▸ **Materials provided**
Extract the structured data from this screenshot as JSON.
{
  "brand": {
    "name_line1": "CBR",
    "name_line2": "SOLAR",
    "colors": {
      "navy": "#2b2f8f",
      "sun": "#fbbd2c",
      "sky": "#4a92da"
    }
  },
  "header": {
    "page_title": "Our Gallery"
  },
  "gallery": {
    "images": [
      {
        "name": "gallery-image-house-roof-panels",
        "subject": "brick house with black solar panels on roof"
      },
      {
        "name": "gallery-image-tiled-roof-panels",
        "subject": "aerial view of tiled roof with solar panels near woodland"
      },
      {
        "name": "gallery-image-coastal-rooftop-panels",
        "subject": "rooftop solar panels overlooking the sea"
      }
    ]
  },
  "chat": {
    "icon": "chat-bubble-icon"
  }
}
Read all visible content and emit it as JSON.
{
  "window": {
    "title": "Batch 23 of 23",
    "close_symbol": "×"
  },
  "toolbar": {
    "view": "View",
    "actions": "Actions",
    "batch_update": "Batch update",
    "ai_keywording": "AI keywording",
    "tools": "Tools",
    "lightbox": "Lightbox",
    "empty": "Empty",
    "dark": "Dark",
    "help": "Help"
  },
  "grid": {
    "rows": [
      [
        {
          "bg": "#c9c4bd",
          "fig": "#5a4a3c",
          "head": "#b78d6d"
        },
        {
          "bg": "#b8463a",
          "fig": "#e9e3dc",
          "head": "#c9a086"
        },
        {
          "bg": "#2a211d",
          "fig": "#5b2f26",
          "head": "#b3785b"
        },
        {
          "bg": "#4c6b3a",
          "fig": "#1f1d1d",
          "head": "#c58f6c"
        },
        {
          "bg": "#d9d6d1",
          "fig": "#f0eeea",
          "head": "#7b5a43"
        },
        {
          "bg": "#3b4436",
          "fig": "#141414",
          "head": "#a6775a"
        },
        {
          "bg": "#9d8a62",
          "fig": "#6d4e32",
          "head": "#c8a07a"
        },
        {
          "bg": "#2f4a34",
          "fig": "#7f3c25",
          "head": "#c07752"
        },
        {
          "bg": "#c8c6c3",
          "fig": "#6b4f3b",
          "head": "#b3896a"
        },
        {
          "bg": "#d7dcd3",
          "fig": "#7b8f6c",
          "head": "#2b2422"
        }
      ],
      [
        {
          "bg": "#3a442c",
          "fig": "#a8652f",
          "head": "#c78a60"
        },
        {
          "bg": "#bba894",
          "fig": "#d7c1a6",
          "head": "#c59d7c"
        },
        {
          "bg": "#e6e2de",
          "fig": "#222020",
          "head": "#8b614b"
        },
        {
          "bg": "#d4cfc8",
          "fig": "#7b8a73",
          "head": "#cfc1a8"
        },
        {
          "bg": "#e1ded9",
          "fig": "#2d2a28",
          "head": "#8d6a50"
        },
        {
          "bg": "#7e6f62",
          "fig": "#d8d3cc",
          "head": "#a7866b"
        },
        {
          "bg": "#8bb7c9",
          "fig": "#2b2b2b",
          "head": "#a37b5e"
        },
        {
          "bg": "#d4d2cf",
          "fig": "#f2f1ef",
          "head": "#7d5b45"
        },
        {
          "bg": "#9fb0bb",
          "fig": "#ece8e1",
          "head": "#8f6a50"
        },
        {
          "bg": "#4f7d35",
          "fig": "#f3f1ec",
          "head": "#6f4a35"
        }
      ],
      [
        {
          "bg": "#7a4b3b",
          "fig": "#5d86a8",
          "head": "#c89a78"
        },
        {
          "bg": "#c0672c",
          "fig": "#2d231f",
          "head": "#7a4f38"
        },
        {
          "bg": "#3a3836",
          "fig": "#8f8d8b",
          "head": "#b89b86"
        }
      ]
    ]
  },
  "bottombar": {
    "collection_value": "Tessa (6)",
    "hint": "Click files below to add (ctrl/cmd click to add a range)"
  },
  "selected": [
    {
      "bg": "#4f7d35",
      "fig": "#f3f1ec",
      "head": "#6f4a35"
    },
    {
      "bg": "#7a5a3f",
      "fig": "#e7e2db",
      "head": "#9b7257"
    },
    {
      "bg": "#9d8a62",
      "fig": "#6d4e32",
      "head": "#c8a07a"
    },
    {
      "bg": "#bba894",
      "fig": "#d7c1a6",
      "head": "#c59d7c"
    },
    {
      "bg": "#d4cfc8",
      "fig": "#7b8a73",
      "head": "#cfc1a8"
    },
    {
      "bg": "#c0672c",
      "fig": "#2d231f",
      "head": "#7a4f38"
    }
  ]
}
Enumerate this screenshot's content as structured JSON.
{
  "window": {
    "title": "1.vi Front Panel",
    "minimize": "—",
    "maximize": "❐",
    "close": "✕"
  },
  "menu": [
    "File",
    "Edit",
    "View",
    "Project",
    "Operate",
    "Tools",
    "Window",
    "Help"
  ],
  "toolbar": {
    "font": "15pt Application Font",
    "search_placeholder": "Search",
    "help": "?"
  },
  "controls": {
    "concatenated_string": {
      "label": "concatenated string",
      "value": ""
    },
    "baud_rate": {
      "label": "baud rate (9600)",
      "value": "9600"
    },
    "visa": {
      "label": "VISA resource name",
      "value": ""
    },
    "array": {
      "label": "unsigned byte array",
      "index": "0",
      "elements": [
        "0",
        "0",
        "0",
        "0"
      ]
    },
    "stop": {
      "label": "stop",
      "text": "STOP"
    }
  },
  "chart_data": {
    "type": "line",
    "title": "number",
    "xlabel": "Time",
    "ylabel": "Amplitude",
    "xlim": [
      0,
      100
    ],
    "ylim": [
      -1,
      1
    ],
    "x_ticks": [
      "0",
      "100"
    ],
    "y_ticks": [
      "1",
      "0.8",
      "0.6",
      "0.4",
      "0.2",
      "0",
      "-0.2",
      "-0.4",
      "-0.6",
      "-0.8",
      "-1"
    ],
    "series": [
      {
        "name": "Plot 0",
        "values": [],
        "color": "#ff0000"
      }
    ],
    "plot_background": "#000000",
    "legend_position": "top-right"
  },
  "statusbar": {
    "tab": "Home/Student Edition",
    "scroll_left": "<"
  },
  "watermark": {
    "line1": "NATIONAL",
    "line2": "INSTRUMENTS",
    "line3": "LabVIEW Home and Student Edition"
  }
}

▸ **What is expected**
Search the preceding listing for "screenshot" and extract every line where it is found.

▸ **Solution for this exercise**
Extract the structured data from this screenshot as JSON.
Enumerate this screenshot's content as structured JSON.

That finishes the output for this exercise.